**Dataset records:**
[start]

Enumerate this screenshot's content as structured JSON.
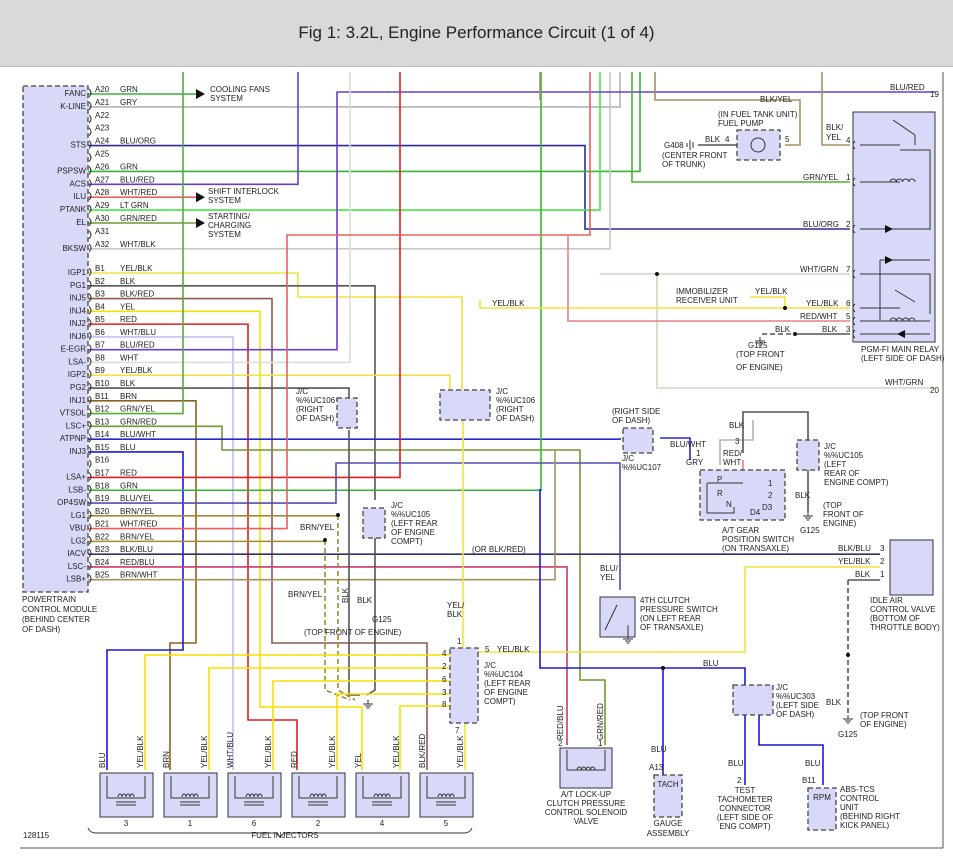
{
  "title": "Fig 1: 3.2L, Engine Performance Circuit (1 of 4)",
  "figure_number": "128115",
  "wire_colors": {
    "GRN": "#33b533",
    "GRY": "#b4b4b4",
    "BLU/ORG": "#2a2a9a",
    "BLU/RED": "#6a3ec8",
    "WHT/RED": "#e86060",
    "LT GRN": "#44e844",
    "GRN/RED": "#6e9a30",
    "WHT/BLK": "#c8c8c8",
    "YEL/BLK": "#efe23c",
    "BLK": "#555555",
    "BLK/RED": "#8a5a50",
    "YEL": "#f5e000",
    "RED": "#e02020",
    "WHT/BLU": "#c0c0ec",
    "WHT": "#dddddd",
    "BRN": "#8a6420",
    "GRN/YEL": "#50b030",
    "BLU/WHT": "#2828d0",
    "BLU": "#1a1ad8",
    "BLU/YEL": "#5050b0",
    "BRN/YEL": "#a08a30",
    "BLK/BLU": "#303070",
    "RED/BLU": "#c83870",
    "BRN/WHT": "#a89060",
    "BLK/YEL": "#a89060",
    "WHT/GRN": "#c6dcc0",
    "RED/WHT": "#e88080"
  },
  "pcm": {
    "label": [
      "POWERTRAIN",
      "CONTROL MODULE",
      "(BEHIND CENTER",
      "OF DASH)"
    ],
    "pins": [
      {
        "pin": "A20",
        "func": "FANC",
        "wire": "GRN"
      },
      {
        "pin": "A21",
        "func": "K-LINE",
        "wire": "GRY"
      },
      {
        "pin": "A22",
        "func": "",
        "wire": ""
      },
      {
        "pin": "A23",
        "func": "",
        "wire": ""
      },
      {
        "pin": "A24",
        "func": "STS",
        "wire": "BLU/ORG"
      },
      {
        "pin": "A25",
        "func": "",
        "wire": ""
      },
      {
        "pin": "A26",
        "func": "PSPSW",
        "wire": "GRN"
      },
      {
        "pin": "A27",
        "func": "ACS",
        "wire": "BLU/RED"
      },
      {
        "pin": "A28",
        "func": "ILU",
        "wire": "WHT/RED"
      },
      {
        "pin": "A29",
        "func": "PTANK",
        "wire": "LT GRN"
      },
      {
        "pin": "A30",
        "func": "EL",
        "wire": "GRN/RED"
      },
      {
        "pin": "A31",
        "func": "",
        "wire": ""
      },
      {
        "pin": "A32",
        "func": "BKSW",
        "wire": "WHT/BLK"
      },
      {
        "pin": "B1",
        "func": "IGP1",
        "wire": "YEL/BLK"
      },
      {
        "pin": "B2",
        "func": "PG1",
        "wire": "BLK"
      },
      {
        "pin": "B3",
        "func": "INJ5",
        "wire": "BLK/RED"
      },
      {
        "pin": "B4",
        "func": "INJ4",
        "wire": "YEL"
      },
      {
        "pin": "B5",
        "func": "INJ2",
        "wire": "RED"
      },
      {
        "pin": "B6",
        "func": "INJ6",
        "wire": "WHT/BLU"
      },
      {
        "pin": "B7",
        "func": "E-EGR",
        "wire": "BLU/RED"
      },
      {
        "pin": "B8",
        "func": "LSA-",
        "wire": "WHT"
      },
      {
        "pin": "B9",
        "func": "IGP2",
        "wire": "YEL/BLK"
      },
      {
        "pin": "B10",
        "func": "PG2",
        "wire": "BLK"
      },
      {
        "pin": "B11",
        "func": "INJ1",
        "wire": "BRN"
      },
      {
        "pin": "B12",
        "func": "VTSOL",
        "wire": "GRN/YEL"
      },
      {
        "pin": "B13",
        "func": "LSC+",
        "wire": "GRN/RED"
      },
      {
        "pin": "B14",
        "func": "ATPNP",
        "wire": "BLU/WHT"
      },
      {
        "pin": "B15",
        "func": "INJ3",
        "wire": "BLU"
      },
      {
        "pin": "B16",
        "func": "",
        "wire": ""
      },
      {
        "pin": "B17",
        "func": "LSA+",
        "wire": "RED"
      },
      {
        "pin": "B18",
        "func": "LSB-",
        "wire": "GRN"
      },
      {
        "pin": "B19",
        "func": "OP4SW",
        "wire": "BLU/YEL"
      },
      {
        "pin": "B20",
        "func": "LG1",
        "wire": "BRN/YEL"
      },
      {
        "pin": "B21",
        "func": "VBU",
        "wire": "WHT/RED"
      },
      {
        "pin": "B22",
        "func": "LG2",
        "wire": "BRN/YEL"
      },
      {
        "pin": "B23",
        "func": "IACV",
        "wire": "BLK/BLU"
      },
      {
        "pin": "B24",
        "func": "LSC-",
        "wire": "RED/BLU"
      },
      {
        "pin": "B25",
        "func": "LSB+",
        "wire": "BRN/WHT"
      }
    ]
  },
  "labels": {
    "cooling_fans": [
      "COOLING FANS",
      "SYSTEM"
    ],
    "shift_interlock": [
      "SHIFT INTERLOCK",
      "SYSTEM"
    ],
    "starting_charging": [
      "STARTING/",
      "CHARGING",
      "SYSTEM"
    ],
    "blu_red_19": "BLU/RED",
    "conn_19": "19",
    "blk_yel_top": "BLK/YEL",
    "fuel_pump": [
      "(IN FUEL TANK UNIT)",
      "FUEL PUMP"
    ],
    "g408": "G408",
    "g408_loc": [
      "(CENTER FRONT",
      "OF TRUNK)"
    ],
    "fp_blk": "BLK",
    "fp_pin4": "4",
    "fp_pin5": "5",
    "motor": "M",
    "relay_blk_yel": [
      "BLK/",
      "YEL"
    ],
    "relay_grn_yel": "GRN/YEL",
    "relay_blu_org": "BLU/ORG",
    "relay_wht_grn": "WHT/GRN",
    "relay_yel_blk": "YEL/BLK",
    "relay_red_wht": "RED/WHT",
    "relay_blk": "BLK",
    "relay_pins": [
      "4",
      "1",
      "2",
      "7",
      "6",
      "5",
      "3"
    ],
    "relay_name": [
      "PGM-FI MAIN RELAY",
      "(LEFT SIDE OF DASH)"
    ],
    "immobilizer": [
      "IMMOBILIZER",
      "RECEIVER UNIT"
    ],
    "immob_yel_blk": "YEL/BLK",
    "g125_relay_blk": "BLK",
    "g125_relay": "G125",
    "g125_relay_loc": [
      "(TOP FRONT",
      "OF ENGINE)"
    ],
    "wht_grn_20": "WHT/GRN",
    "conn_20": "20",
    "yel_blk_mid": "YEL/BLK",
    "jc106_left": [
      "J/C",
      "%%UC106",
      "(RIGHT",
      "OF DASH)"
    ],
    "jc106_right": [
      "J/C",
      "%%UC106",
      "(RIGHT",
      "OF DASH)"
    ],
    "jc105_mid": [
      "J/C",
      "%%UC105",
      "(LEFT REAR",
      "OF ENGINE",
      "COMPT)"
    ],
    "jc107_loc": [
      "(RIGHT SIDE",
      "OF DASH)"
    ],
    "jc107": [
      "J/C",
      "%%UC107"
    ],
    "blu_wht": "BLU/WHT",
    "gry": "GRY",
    "gear_pin1": "1",
    "gear_pin3": "3",
    "red_wht": [
      "RED/",
      "WHT"
    ],
    "gear_blk": "BLK",
    "gear_positions": [
      "P",
      "R",
      "N",
      "D4",
      "D3",
      "2",
      "1"
    ],
    "gear_switch": [
      "A/T GEAR",
      "POSITION SWITCH",
      "(ON TRANSAXLE)"
    ],
    "jc105_right": [
      "J/C",
      "%%UC105",
      "(LEFT",
      "REAR OF",
      "ENGINE COMPT)"
    ],
    "jc105r_blk": "BLK",
    "g125_gear": "G125",
    "g125_gear_loc": [
      "(TOP",
      "FRONT OF",
      "ENGINE)"
    ],
    "or_blk_red": "(OR BLK/RED)",
    "brn_yel_1": "BRN/YEL",
    "brn_yel_2": "BRN/YEL",
    "g125_blk_v": "BLK",
    "g125_blk": "BLK",
    "g125_main": "G125",
    "g125_main_loc": "(TOP FRONT OF ENGINE)",
    "blu_yel_v": [
      "BLU/",
      "YEL"
    ],
    "clutch_switch": [
      "4TH CLUTCH",
      "PRESSURE SWITCH",
      "(ON LEFT REAR",
      "OF TRANSAXLE)"
    ],
    "iacv_blk_blu": "BLK/BLU",
    "iacv_yel_blk": "YEL/BLK",
    "iacv_blk": "BLK",
    "iacv_pins": [
      "3",
      "2",
      "1"
    ],
    "iacv": [
      "IDLE AIR",
      "CONTROL VALVE",
      "(BOTTOM OF",
      "THROTTLE BODY)"
    ],
    "yel_blk_jc104": [
      "YEL/",
      "BLK"
    ],
    "jc104": [
      "J/C",
      "%%UC104",
      "(LEFT REAR",
      "OF ENGINE",
      "COMPT)"
    ],
    "jc104_pins": [
      "1",
      "4",
      "2",
      "6",
      "3",
      "8",
      "7",
      "5"
    ],
    "jc104_yel_blk": "YEL/BLK",
    "blu_tach": "BLU",
    "jc303": [
      "J/C",
      "%%UC303",
      "(LEFT SIDE",
      "OF DASH)"
    ],
    "g125_iacv_blk": "BLK",
    "g125_iacv": "G125",
    "g125_iacv_loc": [
      "(TOP FRONT",
      "OF ENGINE)"
    ],
    "solenoid_wires": [
      "RED/BLU",
      "GRN/RED"
    ],
    "solenoid_pins": [
      "2",
      "1"
    ],
    "solenoid": [
      "A/T LOCK-UP",
      "CLUTCH PRESSURE",
      "CONTROL SOLENOID",
      "VALVE"
    ],
    "tach_blu": "BLU",
    "tach_pin": "A13",
    "tach": "TACH",
    "gauge": [
      "GAUGE",
      "ASSEMBLY"
    ],
    "test_blu": "BLU",
    "test_pin": "2",
    "test_conn": [
      "TEST",
      "TACHOMETER",
      "CONNECTOR",
      "(LEFT SIDE OF",
      "ENG COMPT)"
    ],
    "abs_blu": "BLU",
    "abs_pin": "B11",
    "rpm": "RPM",
    "abs": [
      "ABS-TCS",
      "CONTROL",
      "UNIT",
      "(BEHIND RIGHT",
      "KICK PANEL)"
    ],
    "fuel_injectors": "FUEL INJECTORS"
  },
  "injectors": [
    {
      "number": "3",
      "pin2_wire": "BLU",
      "pin1_wire": "YEL/BLK"
    },
    {
      "number": "1",
      "pin2_wire": "BRN",
      "pin1_wire": "YEL/BLK"
    },
    {
      "number": "6",
      "pin2_wire": "WHT/BLU",
      "pin1_wire": "YEL/BLK"
    },
    {
      "number": "2",
      "pin2_wire": "RED",
      "pin1_wire": "YEL/BLK"
    },
    {
      "number": "4",
      "pin2_wire": "YEL",
      "pin1_wire": "YEL/BLK"
    },
    {
      "number": "5",
      "pin2_wire": "BLK/RED",
      "pin1_wire": "YEL/BLK"
    }
  ]
}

[end]

**Problem details:** Write out every line of the data that holds the word "CONTROL".

**Answer below:**
      "CONTROL MODULE",
      "CONTROL VALVE",
      "CONTROL SOLENOID",
      "CONTROL",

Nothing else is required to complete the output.